** Begin MATERIAL FOR THE TASK **

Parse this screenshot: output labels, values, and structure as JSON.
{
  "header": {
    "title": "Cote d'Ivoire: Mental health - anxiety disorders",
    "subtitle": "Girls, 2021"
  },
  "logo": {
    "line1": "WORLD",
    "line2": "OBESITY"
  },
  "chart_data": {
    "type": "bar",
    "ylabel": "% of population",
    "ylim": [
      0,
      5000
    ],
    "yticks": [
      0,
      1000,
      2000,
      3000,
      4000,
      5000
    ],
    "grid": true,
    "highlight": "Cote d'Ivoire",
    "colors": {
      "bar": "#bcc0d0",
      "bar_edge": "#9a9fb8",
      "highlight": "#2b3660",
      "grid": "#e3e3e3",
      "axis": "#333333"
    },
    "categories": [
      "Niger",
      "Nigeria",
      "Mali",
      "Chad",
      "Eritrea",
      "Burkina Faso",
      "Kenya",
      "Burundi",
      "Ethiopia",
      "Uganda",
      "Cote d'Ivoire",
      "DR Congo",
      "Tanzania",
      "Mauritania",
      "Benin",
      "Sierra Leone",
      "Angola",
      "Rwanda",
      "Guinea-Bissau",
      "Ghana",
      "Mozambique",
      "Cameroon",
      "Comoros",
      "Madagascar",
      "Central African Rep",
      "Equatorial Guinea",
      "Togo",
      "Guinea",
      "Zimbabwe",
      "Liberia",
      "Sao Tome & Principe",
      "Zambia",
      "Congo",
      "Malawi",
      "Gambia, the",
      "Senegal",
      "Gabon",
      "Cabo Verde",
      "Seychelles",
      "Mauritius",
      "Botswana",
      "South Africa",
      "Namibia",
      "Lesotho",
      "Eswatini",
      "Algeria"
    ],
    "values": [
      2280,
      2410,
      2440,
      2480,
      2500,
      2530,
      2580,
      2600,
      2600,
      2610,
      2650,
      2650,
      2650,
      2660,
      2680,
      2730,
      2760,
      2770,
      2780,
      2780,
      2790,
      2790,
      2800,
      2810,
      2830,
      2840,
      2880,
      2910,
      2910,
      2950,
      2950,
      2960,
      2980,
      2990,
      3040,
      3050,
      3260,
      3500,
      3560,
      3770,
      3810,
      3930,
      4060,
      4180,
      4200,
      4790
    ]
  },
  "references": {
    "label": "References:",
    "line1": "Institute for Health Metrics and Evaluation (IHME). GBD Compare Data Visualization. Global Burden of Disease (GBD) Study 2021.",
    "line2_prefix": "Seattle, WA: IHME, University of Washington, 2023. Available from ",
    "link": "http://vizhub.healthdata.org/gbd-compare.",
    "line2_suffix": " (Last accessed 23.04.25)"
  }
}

** End MATERIAL FOR THE TASK **

The records above should be returned exactly.

* SOLUTION TO THE EXERCISE:
Parse this screenshot: output labels, values, and structure as JSON.
{
  "header": {
    "title": "Cote d'Ivoire: Mental health - anxiety disorders",
    "subtitle": "Girls, 2021"
  },
  "logo": {
    "line1": "WORLD",
    "line2": "OBESITY"
  },
  "chart_data": {
    "type": "bar",
    "ylabel": "% of population",
    "ylim": [
      0,
      5000
    ],
    "yticks": [
      0,
      1000,
      2000,
      3000,
      4000,
      5000
    ],
    "grid": true,
    "highlight": "Cote d'Ivoire",
    "colors": {
      "bar": "#bcc0d0",
      "bar_edge": "#9a9fb8",
      "highlight": "#2b3660",
      "grid": "#e3e3e3",
      "axis": "#333333"
    },
    "categories": [
      "Niger",
      "Nigeria",
      "Mali",
      "Chad",
      "Eritrea",
      "Burkina Faso",
      "Kenya",
      "Burundi",
      "Ethiopia",
      "Uganda",
      "Cote d'Ivoire",
      "DR Congo",
      "Tanzania",
      "Mauritania",
      "Benin",
      "Sierra Leone",
      "Angola",
      "Rwanda",
      "Guinea-Bissau",
      "Ghana",
      "Mozambique",
      "Cameroon",
      "Comoros",
      "Madagascar",
      "Central African Rep",
      "Equatorial Guinea",
      "Togo",
      "Guinea",
      "Zimbabwe",
      "Liberia",
      "Sao Tome & Principe",
      "Zambia",
      "Congo",
      "Malawi",
      "Gambia, the",
      "Senegal",
      "Gabon",
      "Cabo Verde",
      "Seychelles",
      "Mauritius",
      "Botswana",
      "South Africa",
      "Namibia",
      "Lesotho",
      "Eswatini",
      "Algeria"
    ],
    "values": [
      2280,
      2410,
      2440,
      2480,
      2500,
      2530,
      2580,
      2600,
      2600,
      2610,
      2650,
      2650,
      2650,
      2660,
      2680,
      2730,
      2760,
      2770,
      2780,
      2780,
      2790,
      2790,
      2800,
      2810,
      2830,
      2840,
      2880,
      2910,
      2910,
      2950,
      2950,
      2960,
      2980,
      2990,
      3040,
      3050,
      3260,
      3500,
      3560,
      3770,
      3810,
      3930,
      4060,
      4180,
      4200,
      4790
    ]
  },
  "references": {
    "label": "References:",
    "line1": "Institute for Health Metrics and Evaluation (IHME). GBD Compare Data Visualization. Global Burden of Disease (GBD) Study 2021.",
    "line2_prefix": "Seattle, WA: IHME, University of Washington, 2023. Available from ",
    "link": "http://vizhub.healthdata.org/gbd-compare.",
    "line2_suffix": " (Last accessed 23.04.25)"
  }
}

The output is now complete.